● CONSEGNE:
1/ Riporta il tratto del testo che va da "Dopo alcuni anni" fino a "rimettersi in gioco.", sostituendo "figlioccio" con "pupillo".
2/ Indica, per favore, da quale data il film arriva nelle sale secondo il testo.

● TESTO DA LEGGERE:
»»

(Cinematografo.it/Adnkronos) – "È una questione anche politica. Non possiamo continuare a considerare i mafiosi come qualcosa di altro da noi. Se non riconosciamo, come ha detto Giovanni Falcone, che la mafia è fatta di uomini allora non troviamo neanche gli strumenti per combatterla. Dobbiamo essere allenati: se i cattivi sono sempre gli altri allora non ne usciamo fuori. Chi fa delle cose è frutto di un contesto sociale".

Elio Germano è Iddu, rilettura di Matteo Messina Denaro ad opera di Antonio Piazza e Fabio Grassadonia, oggi in concorso a Venezia 81 e dal 10 ottobre nelle sale con 01 distribution. 

Il monito di Germano: "Dobbiamo stare attenti a quali valori proponiamo", dalla cultura ai giornali fino ai governi. “Perché se i valori sono di difesa dei propri confini, della propria patria, della famiglia, dell'esaltazione delle armi, del primatismo e dei privilegi da mantenere finiamo per sommare i valori a quelli mafiosi".

"Se vogliamo scardinare questa patologia dobbiamo lavorare su noi stessi e considerare che chiunque commetta atti efferati è un essere umano frutto di un contesto sociale. La paura di parlare che c'è adesso è qualcosa che rimanda a quel mondo. Dobbiamo stare molto attenti a quali valori opponiamo", conclude l'attore.

Il film è interpretato da Elio Germano e Toni Servillo (Catello), altri interpreti sono Daniela Marra, Barbora Bobulova, Giuseppe Tantillo, Fausto Russo Alesi, Betti Pedrazzi e con Antonia Truppo e con la partecipazione di Tommaso Ragno. Nel cast anche Filippo Luna, Rosario Palazzolo, Roberto De Francesco, Vincenzo Ferrera, Gianluca Zaccaria.

Toni Servillo e Elio Germano in Iddu - Foto Giulia Parlato
Toni Servillo e Elio Germano in Iddu - Foto Giulia Parlato

Toni Servillo e Elio Germano in Iddu - Foto Giulia Parlato

Dopo alcuni anni in prigione per mafia, Catello, politico di lungo corso, ha perso tutto. Quando i Servizi Segreti italiani gli chiedono aiuto per catturare il suo figlioccio Matteo, ultimo grande latitante di mafia in circolazione, Catello coglie l'occasione per rimettersi in gioco.

Uomo furbo dalle cento maschere, instancabile illusionista che trasforma verità in menzogna e menzogna in verità, Catello dà vita a un unico quanto improbabile scambio epistolare con il latitante, del cui vuoto emotivo cerca d’approfittare. Un azzardo che con uno dei criminali più ricercati al mondo comporta un certo rischio…

A proposito del suo personaggio, Toni Servillo spiega: “Catello è un saltimbanco assediato dalla disperazione che, ricorrendo alla propria cultura da cabotin, vuole sistemarsi. Ogni volta che si presenta una nuova situazione, Catello cambia e recita un ruolo: quando incontra un agente impegnato nella cattura di Messina Denaro, si specchia e riconosce nella sua persona, e viceversa. Catello conferisce alla realtà un’atmosfera graffiante e grottesca che permette di coglierne il tragico”.

««

● RECORD FORNITI:
»»

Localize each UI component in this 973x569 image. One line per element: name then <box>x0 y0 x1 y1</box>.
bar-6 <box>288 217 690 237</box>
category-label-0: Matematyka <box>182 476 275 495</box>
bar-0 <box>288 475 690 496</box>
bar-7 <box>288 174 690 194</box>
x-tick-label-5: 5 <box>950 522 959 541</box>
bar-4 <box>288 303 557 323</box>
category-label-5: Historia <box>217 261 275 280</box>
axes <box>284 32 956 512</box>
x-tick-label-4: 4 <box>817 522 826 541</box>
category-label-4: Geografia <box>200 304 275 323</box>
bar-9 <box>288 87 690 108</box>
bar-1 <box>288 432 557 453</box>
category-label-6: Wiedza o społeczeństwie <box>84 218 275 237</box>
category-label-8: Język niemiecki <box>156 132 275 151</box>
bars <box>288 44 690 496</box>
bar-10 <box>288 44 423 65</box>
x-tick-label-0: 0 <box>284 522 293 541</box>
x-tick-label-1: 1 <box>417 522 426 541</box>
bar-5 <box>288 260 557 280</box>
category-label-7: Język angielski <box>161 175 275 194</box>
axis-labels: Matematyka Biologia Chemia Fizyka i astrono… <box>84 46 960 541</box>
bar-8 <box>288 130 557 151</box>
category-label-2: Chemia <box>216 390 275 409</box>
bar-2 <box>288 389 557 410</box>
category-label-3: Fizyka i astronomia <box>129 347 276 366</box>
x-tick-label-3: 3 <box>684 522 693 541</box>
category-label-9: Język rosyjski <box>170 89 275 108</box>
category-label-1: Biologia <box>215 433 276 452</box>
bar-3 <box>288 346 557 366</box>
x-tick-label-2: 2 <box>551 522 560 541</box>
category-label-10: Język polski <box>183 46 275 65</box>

««
»»

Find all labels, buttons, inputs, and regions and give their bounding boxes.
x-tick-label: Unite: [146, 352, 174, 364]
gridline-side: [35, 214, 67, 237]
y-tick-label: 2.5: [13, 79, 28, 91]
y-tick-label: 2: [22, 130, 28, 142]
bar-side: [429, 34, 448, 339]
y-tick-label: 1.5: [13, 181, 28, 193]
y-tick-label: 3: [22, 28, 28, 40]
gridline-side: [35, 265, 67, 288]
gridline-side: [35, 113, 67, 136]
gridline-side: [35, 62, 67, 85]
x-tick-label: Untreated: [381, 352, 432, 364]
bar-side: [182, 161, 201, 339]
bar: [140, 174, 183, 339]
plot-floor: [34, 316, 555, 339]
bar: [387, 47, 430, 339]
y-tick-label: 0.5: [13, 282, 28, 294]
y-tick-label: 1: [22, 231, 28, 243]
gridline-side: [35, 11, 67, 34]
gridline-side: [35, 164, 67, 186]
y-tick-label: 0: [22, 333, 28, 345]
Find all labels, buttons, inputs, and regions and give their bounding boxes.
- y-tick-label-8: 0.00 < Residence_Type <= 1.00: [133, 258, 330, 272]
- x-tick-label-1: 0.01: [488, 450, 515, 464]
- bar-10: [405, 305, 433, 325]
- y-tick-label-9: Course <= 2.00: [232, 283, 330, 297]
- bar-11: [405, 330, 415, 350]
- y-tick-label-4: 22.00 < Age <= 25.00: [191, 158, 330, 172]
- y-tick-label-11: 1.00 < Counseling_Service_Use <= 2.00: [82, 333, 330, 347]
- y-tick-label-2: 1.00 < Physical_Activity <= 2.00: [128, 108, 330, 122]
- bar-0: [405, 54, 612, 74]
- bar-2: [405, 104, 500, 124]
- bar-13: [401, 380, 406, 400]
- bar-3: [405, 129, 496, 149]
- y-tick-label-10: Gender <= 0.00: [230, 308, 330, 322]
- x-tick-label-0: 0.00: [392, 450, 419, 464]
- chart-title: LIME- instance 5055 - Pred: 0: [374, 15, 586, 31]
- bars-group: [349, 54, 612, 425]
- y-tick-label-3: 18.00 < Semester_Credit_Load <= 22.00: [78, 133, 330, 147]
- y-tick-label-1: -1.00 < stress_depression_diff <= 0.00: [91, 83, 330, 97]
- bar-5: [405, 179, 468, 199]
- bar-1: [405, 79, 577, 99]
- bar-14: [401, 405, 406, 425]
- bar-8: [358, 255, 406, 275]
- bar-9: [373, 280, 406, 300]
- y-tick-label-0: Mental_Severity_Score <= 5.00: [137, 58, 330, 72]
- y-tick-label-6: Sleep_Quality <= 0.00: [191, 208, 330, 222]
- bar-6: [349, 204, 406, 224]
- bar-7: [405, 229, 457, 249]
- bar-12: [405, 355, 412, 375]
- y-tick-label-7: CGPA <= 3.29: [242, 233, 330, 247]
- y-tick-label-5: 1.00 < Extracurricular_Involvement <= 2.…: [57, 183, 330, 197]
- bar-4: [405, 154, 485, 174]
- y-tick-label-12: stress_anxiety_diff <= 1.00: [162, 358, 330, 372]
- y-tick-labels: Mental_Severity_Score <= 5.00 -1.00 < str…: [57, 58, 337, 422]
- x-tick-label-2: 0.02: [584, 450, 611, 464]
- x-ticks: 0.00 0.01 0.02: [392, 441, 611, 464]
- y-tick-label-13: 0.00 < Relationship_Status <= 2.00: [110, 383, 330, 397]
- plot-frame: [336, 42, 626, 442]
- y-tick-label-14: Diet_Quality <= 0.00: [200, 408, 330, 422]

««
»»

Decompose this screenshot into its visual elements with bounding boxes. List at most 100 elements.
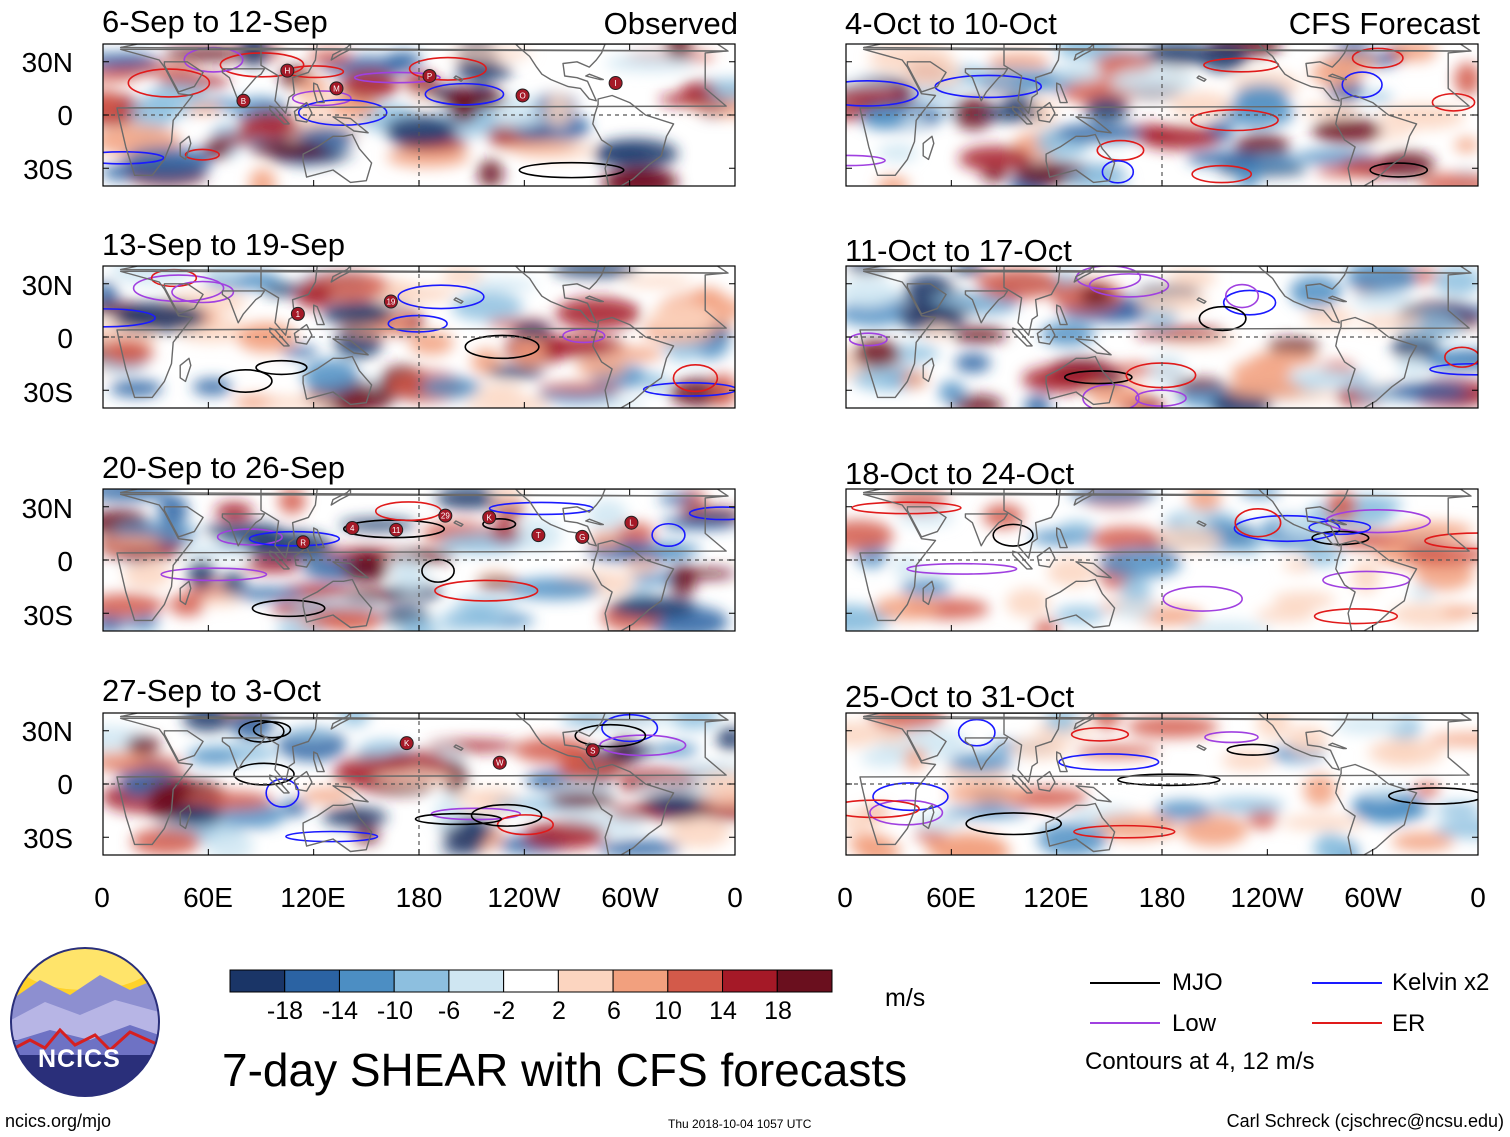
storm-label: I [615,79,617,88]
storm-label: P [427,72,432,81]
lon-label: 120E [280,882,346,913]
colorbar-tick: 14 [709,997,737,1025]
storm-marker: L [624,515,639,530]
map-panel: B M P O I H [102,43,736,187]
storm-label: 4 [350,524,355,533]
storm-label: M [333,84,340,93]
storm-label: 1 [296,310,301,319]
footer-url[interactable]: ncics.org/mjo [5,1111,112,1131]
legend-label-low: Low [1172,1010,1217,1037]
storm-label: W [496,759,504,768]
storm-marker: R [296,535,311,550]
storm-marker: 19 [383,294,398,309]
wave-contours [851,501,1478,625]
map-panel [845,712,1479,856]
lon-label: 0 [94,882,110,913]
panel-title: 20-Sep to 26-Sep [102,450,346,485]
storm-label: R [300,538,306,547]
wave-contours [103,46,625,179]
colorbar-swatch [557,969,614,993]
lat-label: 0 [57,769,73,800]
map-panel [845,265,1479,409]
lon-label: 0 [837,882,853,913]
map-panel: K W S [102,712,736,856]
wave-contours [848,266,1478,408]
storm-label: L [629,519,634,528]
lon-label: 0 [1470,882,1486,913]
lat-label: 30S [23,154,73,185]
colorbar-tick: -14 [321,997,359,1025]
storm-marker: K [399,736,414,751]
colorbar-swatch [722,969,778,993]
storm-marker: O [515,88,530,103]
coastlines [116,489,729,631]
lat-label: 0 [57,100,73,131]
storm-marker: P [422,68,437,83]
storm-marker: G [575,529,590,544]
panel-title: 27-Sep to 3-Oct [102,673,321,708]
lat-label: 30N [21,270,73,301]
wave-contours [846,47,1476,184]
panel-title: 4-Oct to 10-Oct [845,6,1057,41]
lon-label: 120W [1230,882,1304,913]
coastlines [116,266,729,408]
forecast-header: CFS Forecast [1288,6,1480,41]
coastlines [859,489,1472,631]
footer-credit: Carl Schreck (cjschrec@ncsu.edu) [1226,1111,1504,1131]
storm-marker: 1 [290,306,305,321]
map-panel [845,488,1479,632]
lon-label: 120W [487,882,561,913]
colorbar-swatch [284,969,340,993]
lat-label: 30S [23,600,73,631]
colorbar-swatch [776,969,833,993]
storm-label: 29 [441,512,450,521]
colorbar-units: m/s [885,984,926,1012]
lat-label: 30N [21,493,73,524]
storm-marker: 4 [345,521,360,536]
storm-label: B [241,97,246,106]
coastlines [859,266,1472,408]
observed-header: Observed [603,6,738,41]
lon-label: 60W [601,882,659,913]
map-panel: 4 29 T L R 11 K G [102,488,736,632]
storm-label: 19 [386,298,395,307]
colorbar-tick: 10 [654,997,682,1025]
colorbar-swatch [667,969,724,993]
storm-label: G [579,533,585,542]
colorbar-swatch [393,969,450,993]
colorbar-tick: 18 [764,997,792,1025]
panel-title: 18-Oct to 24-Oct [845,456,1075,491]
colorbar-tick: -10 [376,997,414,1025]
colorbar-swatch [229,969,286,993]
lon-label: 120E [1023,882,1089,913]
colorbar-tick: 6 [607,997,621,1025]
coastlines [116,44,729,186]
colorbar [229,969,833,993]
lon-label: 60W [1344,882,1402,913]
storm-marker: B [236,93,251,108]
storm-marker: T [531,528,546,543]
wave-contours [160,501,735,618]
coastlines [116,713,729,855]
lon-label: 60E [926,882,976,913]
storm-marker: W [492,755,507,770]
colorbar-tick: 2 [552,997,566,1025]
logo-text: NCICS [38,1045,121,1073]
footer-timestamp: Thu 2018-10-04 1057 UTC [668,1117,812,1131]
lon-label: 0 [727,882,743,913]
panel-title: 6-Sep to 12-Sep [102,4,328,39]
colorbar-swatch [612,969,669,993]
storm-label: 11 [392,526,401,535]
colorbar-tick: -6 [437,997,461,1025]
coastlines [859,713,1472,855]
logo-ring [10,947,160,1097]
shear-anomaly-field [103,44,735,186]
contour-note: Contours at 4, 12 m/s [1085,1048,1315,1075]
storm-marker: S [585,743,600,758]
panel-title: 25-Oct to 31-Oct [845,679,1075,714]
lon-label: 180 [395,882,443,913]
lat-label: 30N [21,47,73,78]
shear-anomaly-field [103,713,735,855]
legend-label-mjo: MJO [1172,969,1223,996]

««

● RISPOSTE:
1/
Dopo alcuni anni in prigione per mafia, Catello, politico di lungo corso, ha perso tutto. Quando i Servizi Segreti italiani gli chiedono aiuto per catturare il suo pupillo Matteo, ultimo grande latitante di mafia in circolazione, Catello coglie l'occasione per rimettersi in gioco.

2/ Dal 10 ottobre.